▸ **Extract provided**
· · · · · · ·
Some split-dollar insurance arrangements require action by December 31.

With the issuance of long-awaited final regulations in September, the Internal Revenue Service finally got its way with split-dollar insurance arrangements. Since the days of LBJ's Great Society, public as well as private corporations have used this esoteric technique to provide, on a tax-free basis, key employees or shareholders with an interest in policy cash value and their beneficiaries with policy death benefits. The only cost to the employee was annual income tax on the cost of the insurance paid by the employer, and carriers published special low-ball "alternative" insurance rates to keep the tax cheap. Meanwhile, wealthy individuals were engaging in private split-dollar arrangements with irrevocable life insurance trusts to lower transfer taxes. The Service? Not happy.

Enter the final regs. "They pretty much put the death knell on split-dollar as a tax-savings device," says Gideon Rothschild, an estate-planning attorney with Moses & Singer, in Manhattan. The new rules apply to arrangements entered into after September 17, 2003, and to ones established earlier but materially modified after that date.

Yet this is hardly the end of the line for split-dollar. The arrangements continue to be viable, most experts agree, so financial advisors must know the new rules. More urgent, however, is the need for advisors to review arrangements that clients entered into before January 28, 2002. Some qualify for an IRS safe-harbor, if you act by December 31. "After the year ends, we are going to see lawsuits brought by clients against advisors who failed to take appropriate action," predicts split-dollar guru Michael Weinberg, president of The Weinberg Group, an insurance and estate-planning firm in Denver that does consulting and provides expert witness testimony.

Split-Dollar Basics

First, some background. A split-dollar insurance arrangement is an agreement between two parties-generally an employer and employee, occasionally a donor and an ILIT (irrevocable life insurance trust)-to share a life policy's benefits and/or cost. Either party may own the policy, but the employee is the insured and designates the beneficiary who is to receive the death benefit. The premium is usually paid by the employer, although sometimes the employee contributes.
· · · · · · ·
▸ **Dataset content**
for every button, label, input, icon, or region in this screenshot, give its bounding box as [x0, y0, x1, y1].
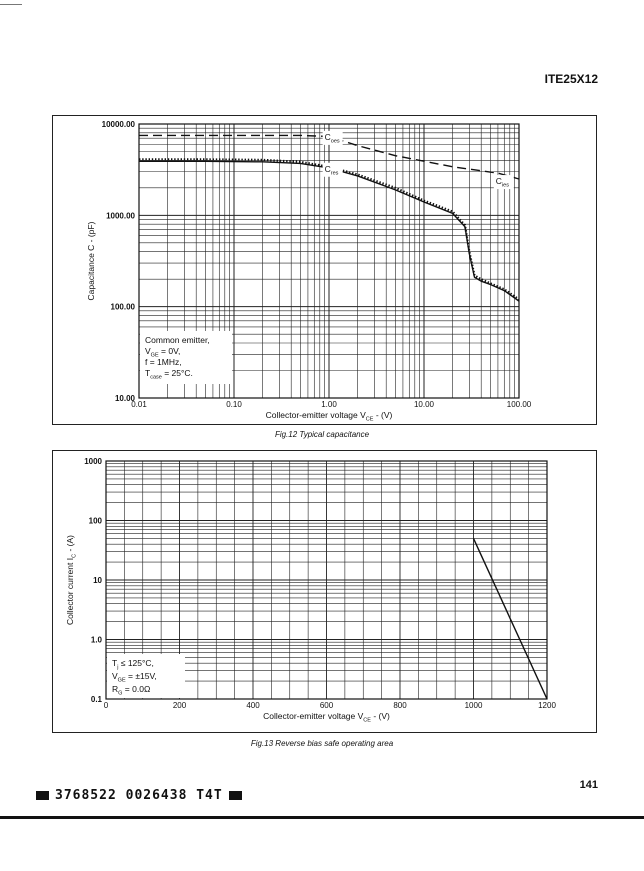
· · · · · · ·
▸ **Your tasks**
1. List every organization or government agency named in the article on split-dollar insurance.
2. According to the split-dollar insurance article, which arrangements do the new final rules apply to?
3. Rewrite everything in the split-dollar insurance article from "Yet this is" down to "expert witness testimony.", putting "planners" in place of "advisors".
The data has no part in this work.

▸ **Expected results**
1.
Internal Revenue Service
Moses & Singer
The Weinberg Group

2. They apply to arrangements entered into after September 17, 2003, and to earlier ones materially modified after that date.

3.
Yet this is hardly the end of the line for split-dollar. The arrangements continue to be viable, most experts agree, so financial planners must know the new rules. More urgent, however, is the need for planners to review arrangements that clients entered into before January 28, 2002. Some qualify for an IRS safe-harbor, if you act by December 31. "After the year ends, we are going to see lawsuits brought by clients against planners who failed to take appropriate action," predicts split-dollar guru Michael Weinberg, president of The Weinberg Group, an insurance and estate-planning firm in Denver that does consulting and provides expert witness testimony.